> [TAREFAS A REALIZAR]
• A. No texto sobre a biografia de Rómulo de Carvalho, quem é apresentada como autora dessa biografia?
• B. Prossiga o texto sobre a biografia de Rómulo de Carvalho a partir da última frase apresentada.

Nesta obra, Rui Zink deixa um grande fresco da nossa sociedade portuguesa e não só, pelo nosso exemplo passa a nova realidade que no mundo se enfrenta : e escusado será dizer, é uma realidade que ele, pela ironia crua nos convoca a combater.


Tuesday, October 23, 2012

RÓMULO DE CARVALHO-ANTÓNIO GEDEÃO

Esta Biografia do pai, Rómulo de Carvalho, cientista, e de António Gedeão, poeta, é-nos oferecida pela mão de sua filha Cristina Carvalho, ela mesma escritora conhecida, reconhecida, admirada.
Poderia não ter tido este gesto de grata memória: eu, que li no Porto, pela mão do meu pai, o Rómulo divulgador de conhecimento científico, e mais tarde em Coimbra, já com dezasseis-dezassete anos descobri o poeta (sem adivinhar que era o mesmo até me dizerem) agradeço à Cristina esta possibilidade que me dá de fazer com os netos o que o meu pai fez comigo.
Assim os grandes se perpetuam, pela nossa leitura e pela transmissão continuada.

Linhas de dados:

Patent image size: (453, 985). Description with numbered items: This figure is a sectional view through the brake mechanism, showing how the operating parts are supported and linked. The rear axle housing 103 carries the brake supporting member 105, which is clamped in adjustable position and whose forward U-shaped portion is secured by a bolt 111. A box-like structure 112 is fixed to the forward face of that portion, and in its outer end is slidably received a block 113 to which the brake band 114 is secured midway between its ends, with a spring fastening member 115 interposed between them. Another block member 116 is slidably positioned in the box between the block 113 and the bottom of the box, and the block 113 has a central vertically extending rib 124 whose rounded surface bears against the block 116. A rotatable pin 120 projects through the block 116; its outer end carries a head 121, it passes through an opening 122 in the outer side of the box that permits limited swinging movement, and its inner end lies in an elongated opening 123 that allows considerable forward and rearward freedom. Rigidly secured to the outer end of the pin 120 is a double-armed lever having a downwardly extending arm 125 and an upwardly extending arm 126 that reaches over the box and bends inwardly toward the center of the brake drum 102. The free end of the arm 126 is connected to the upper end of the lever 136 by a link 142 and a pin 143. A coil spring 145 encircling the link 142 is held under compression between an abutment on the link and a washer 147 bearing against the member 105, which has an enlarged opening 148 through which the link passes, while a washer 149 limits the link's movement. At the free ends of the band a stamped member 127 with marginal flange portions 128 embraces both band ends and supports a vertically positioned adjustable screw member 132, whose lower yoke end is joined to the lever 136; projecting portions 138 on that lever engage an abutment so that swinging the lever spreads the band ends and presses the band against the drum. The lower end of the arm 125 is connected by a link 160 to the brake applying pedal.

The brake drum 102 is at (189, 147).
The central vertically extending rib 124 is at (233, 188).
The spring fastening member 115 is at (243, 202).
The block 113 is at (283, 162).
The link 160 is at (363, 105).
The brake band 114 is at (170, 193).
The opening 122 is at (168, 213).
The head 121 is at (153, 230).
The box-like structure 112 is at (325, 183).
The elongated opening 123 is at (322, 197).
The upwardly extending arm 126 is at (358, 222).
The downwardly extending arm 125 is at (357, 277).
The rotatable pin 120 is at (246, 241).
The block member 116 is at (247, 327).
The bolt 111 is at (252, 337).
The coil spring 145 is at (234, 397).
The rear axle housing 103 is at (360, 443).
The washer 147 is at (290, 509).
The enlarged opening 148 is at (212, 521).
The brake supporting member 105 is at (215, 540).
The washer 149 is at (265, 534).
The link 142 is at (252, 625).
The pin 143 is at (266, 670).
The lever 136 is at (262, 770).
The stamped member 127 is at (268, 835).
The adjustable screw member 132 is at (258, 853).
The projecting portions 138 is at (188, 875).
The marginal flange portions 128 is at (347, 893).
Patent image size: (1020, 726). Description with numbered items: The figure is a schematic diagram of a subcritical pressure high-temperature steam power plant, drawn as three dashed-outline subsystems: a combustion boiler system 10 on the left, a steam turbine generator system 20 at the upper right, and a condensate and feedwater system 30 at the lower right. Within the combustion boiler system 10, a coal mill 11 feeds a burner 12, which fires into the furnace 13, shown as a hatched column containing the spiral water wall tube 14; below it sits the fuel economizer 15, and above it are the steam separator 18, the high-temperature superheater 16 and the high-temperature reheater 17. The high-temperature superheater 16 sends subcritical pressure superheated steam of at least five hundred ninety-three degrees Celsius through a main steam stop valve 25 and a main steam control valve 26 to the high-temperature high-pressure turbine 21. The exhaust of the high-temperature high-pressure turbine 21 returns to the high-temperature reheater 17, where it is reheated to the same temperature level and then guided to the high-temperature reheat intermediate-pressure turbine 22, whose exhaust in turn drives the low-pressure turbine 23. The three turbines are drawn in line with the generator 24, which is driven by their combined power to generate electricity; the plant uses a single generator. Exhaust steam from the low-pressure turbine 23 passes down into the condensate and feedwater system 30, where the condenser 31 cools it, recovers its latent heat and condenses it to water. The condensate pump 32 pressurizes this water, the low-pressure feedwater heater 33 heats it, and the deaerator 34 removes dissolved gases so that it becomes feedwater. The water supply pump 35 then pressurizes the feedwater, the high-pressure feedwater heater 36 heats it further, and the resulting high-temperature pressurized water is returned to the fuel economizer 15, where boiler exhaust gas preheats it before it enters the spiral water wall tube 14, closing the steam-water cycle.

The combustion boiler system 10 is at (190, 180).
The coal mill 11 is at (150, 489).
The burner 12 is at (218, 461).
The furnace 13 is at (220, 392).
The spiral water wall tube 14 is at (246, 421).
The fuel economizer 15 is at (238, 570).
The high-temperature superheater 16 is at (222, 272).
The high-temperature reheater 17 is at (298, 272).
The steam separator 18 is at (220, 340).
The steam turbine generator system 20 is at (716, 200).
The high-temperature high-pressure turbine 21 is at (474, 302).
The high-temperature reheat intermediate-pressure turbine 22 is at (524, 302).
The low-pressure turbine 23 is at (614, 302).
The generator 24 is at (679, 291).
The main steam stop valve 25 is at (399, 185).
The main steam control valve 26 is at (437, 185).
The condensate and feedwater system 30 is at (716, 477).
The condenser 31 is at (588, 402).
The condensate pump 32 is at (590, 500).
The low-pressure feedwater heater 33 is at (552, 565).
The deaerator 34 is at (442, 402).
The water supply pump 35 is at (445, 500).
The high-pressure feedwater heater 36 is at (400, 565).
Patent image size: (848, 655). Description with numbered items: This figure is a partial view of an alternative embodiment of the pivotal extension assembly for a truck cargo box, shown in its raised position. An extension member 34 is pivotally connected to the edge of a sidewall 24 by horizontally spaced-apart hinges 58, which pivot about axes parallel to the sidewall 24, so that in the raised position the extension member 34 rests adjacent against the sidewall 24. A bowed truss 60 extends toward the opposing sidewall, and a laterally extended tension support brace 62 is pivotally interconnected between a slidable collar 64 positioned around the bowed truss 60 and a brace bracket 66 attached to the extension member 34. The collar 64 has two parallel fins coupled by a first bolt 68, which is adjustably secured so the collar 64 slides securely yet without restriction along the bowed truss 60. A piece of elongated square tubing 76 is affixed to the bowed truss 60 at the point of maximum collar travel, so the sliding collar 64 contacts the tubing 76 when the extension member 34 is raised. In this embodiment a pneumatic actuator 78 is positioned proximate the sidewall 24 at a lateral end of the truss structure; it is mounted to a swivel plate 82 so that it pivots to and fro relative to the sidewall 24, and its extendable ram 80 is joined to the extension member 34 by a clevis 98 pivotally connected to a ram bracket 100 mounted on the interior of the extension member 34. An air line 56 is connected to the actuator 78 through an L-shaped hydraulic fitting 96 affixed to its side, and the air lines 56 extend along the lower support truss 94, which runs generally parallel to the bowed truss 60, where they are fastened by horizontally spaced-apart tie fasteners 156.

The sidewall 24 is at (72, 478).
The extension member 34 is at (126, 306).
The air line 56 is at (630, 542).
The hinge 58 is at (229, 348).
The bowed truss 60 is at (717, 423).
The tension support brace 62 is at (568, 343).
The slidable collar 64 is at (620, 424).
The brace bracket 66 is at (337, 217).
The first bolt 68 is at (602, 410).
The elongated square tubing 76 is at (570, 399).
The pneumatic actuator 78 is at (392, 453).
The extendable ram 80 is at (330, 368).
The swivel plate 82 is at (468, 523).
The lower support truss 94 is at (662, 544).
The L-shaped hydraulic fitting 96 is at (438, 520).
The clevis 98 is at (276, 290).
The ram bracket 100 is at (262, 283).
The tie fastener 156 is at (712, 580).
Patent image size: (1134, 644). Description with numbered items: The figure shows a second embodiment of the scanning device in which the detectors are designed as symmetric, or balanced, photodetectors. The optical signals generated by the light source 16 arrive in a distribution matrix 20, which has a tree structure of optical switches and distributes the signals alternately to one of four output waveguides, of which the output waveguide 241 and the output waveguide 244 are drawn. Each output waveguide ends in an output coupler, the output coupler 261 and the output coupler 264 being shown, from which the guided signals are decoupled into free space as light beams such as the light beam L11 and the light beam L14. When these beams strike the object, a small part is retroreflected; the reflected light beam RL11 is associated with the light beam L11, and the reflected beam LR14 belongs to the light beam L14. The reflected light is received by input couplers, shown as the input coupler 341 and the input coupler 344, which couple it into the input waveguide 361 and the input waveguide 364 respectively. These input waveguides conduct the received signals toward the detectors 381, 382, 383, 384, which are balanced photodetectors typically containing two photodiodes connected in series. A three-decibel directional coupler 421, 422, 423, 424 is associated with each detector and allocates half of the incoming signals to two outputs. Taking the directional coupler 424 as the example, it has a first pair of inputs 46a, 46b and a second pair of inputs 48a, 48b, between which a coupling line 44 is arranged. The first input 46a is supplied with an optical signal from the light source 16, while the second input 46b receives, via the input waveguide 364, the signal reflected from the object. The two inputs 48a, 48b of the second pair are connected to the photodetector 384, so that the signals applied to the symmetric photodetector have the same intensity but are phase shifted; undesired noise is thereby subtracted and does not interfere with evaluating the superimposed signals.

> [RESPOSTAS FORNECIDAS]
• A. Cristina Carvalho, filha de Rómulo de Carvalho.

• B.
O livro foi concebido como eu gosto: agradável dimensão, pode ir connosco para todo o lado, ser lido em casa ou num café, bom papel que ajuda a que se ame e se guarde para outros, letra que permite leitura até de olhos cansados como os de pessoas de idade que ainda conservem espírito alerta e curiosidade intelectual.
Ah, e last, but not least: a qualidade da escrita, simples, directa, de mão corrida que não tropeça, conduz!
Por outras palavras: um livro bom, bem escrito, para todas as idades.
Carregado de boa informação, permitirá aos estudiosos da obra- seja do cientista, humanista, seja do poeta, aprofundar os seus conhecimentos.
Como Cristina escreve na Nota Prévia, Rómulo de Carvalho foi um Homem do Renascimento, o do século XX.
Na biografia é revelada a sua "vontade da ciência, da divulgação e do ensino" algo de que, pessoalmente, me lembro de ter beneficiado, ao ler os livros que o meu pai trazia, para eu ler.
Mas o encantamento da sua poesia já foi por mim descoberto: em Coimbra li Sophia de Mello Breyner, li Ricardo Reis, (sempre gostei deste heterónimo de Pessoa), António Gedeão, Miguel Torga, a par de Prévert e outros do meu convívio francês.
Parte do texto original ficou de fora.